**Data for processing:**
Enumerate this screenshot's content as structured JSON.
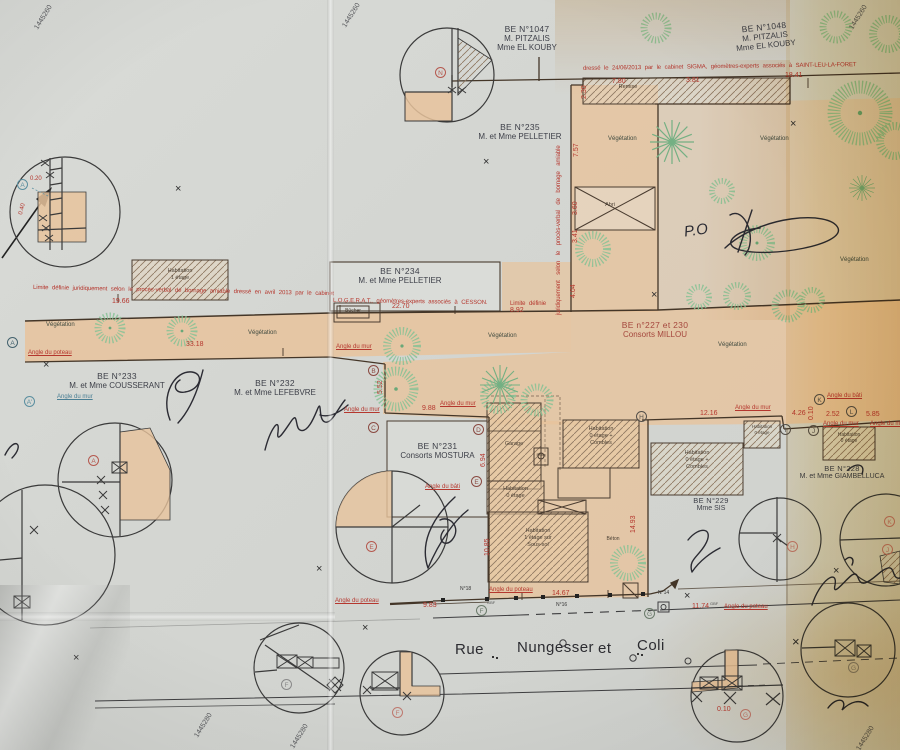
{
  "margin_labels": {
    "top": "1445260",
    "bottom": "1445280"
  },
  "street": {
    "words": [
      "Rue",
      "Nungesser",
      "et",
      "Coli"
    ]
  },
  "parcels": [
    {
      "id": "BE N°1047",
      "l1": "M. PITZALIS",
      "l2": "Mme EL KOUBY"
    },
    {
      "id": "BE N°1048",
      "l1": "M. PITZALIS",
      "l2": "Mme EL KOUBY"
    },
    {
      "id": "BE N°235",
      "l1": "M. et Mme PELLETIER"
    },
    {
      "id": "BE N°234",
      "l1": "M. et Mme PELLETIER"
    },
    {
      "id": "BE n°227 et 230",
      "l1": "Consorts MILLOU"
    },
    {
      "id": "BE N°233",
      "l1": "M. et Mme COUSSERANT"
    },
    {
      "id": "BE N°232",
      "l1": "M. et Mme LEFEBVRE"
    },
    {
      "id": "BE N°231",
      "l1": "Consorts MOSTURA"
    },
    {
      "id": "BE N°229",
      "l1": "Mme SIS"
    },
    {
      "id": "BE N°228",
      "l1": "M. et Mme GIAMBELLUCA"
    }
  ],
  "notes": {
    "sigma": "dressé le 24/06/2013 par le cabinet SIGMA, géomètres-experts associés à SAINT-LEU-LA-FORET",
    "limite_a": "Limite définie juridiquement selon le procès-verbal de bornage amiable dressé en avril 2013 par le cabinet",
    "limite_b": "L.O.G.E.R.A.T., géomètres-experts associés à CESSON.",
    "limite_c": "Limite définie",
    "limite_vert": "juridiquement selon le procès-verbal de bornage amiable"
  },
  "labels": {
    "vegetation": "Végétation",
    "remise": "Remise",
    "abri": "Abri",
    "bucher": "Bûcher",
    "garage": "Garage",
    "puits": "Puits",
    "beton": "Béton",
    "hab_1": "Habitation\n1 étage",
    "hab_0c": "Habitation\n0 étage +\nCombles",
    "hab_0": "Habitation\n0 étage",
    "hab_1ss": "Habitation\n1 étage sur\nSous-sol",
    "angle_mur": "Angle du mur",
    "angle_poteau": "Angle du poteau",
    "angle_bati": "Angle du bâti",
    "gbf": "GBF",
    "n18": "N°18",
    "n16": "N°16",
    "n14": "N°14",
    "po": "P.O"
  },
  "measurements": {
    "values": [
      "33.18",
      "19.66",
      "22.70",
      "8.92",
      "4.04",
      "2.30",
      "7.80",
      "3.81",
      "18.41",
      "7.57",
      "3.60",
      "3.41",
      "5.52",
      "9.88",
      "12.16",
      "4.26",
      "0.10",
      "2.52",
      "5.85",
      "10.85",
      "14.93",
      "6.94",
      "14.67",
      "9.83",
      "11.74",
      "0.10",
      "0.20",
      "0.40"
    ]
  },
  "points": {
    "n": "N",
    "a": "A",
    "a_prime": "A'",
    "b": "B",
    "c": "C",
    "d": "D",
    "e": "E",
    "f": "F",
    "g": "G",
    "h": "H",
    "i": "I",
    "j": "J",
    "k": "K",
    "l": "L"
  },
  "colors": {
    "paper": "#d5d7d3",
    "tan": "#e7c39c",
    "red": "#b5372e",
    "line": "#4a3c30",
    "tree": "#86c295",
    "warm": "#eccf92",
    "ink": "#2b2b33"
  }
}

**Your objective:** Write the listing above out again exactly, dropping each image.

**Task answer:**
Enumerate this screenshot's content as structured JSON.
{
  "margin_labels": {
    "top": "1445260",
    "bottom": "1445280"
  },
  "street": {
    "words": [
      "Rue",
      "Nungesser",
      "et",
      "Coli"
    ]
  },
  "parcels": [
    {
      "id": "BE N°1047",
      "l1": "M. PITZALIS",
      "l2": "Mme EL KOUBY"
    },
    {
      "id": "BE N°1048",
      "l1": "M. PITZALIS",
      "l2": "Mme EL KOUBY"
    },
    {
      "id": "BE N°235",
      "l1": "M. et Mme PELLETIER"
    },
    {
      "id": "BE N°234",
      "l1": "M. et Mme PELLETIER"
    },
    {
      "id": "BE n°227 et 230",
      "l1": "Consorts MILLOU"
    },
    {
      "id": "BE N°233",
      "l1": "M. et Mme COUSSERANT"
    },
    {
      "id": "BE N°232",
      "l1": "M. et Mme LEFEBVRE"
    },
    {
      "id": "BE N°231",
      "l1": "Consorts MOSTURA"
    },
    {
      "id": "BE N°229",
      "l1": "Mme SIS"
    },
    {
      "id": "BE N°228",
      "l1": "M. et Mme GIAMBELLUCA"
    }
  ],
  "notes": {
    "sigma": "dressé le 24/06/2013 par le cabinet SIGMA, géomètres-experts associés à SAINT-LEU-LA-FORET",
    "limite_a": "Limite définie juridiquement selon le procès-verbal de bornage amiable dressé en avril 2013 par le cabinet",
    "limite_b": "L.O.G.E.R.A.T., géomètres-experts associés à CESSON.",
    "limite_c": "Limite définie",
    "limite_vert": "juridiquement selon le procès-verbal de bornage amiable"
  },
  "labels": {
    "vegetation": "Végétation",
    "remise": "Remise",
    "abri": "Abri",
    "bucher": "Bûcher",
    "garage": "Garage",
    "puits": "Puits",
    "beton": "Béton",
    "hab_1": "Habitation\n1 étage",
    "hab_0c": "Habitation\n0 étage +\nCombles",
    "hab_0": "Habitation\n0 étage",
    "hab_1ss": "Habitation\n1 étage sur\nSous-sol",
    "angle_mur": "Angle du mur",
    "angle_poteau": "Angle du poteau",
    "angle_bati": "Angle du bâti",
    "gbf": "GBF",
    "n18": "N°18",
    "n16": "N°16",
    "n14": "N°14",
    "po": "P.O"
  },
  "measurements": {
    "values": [
      "33.18",
      "19.66",
      "22.70",
      "8.92",
      "4.04",
      "2.30",
      "7.80",
      "3.81",
      "18.41",
      "7.57",
      "3.60",
      "3.41",
      "5.52",
      "9.88",
      "12.16",
      "4.26",
      "0.10",
      "2.52",
      "5.85",
      "10.85",
      "14.93",
      "6.94",
      "14.67",
      "9.83",
      "11.74",
      "0.10",
      "0.20",
      "0.40"
    ]
  },
  "points": {
    "n": "N",
    "a": "A",
    "a_prime": "A'",
    "b": "B",
    "c": "C",
    "d": "D",
    "e": "E",
    "f": "F",
    "g": "G",
    "h": "H",
    "i": "I",
    "j": "J",
    "k": "K",
    "l": "L"
  },
  "colors": {
    "paper": "#d5d7d3",
    "tan": "#e7c39c",
    "red": "#b5372e",
    "line": "#4a3c30",
    "tree": "#86c295",
    "warm": "#eccf92",
    "ink": "#2b2b33"
  }
}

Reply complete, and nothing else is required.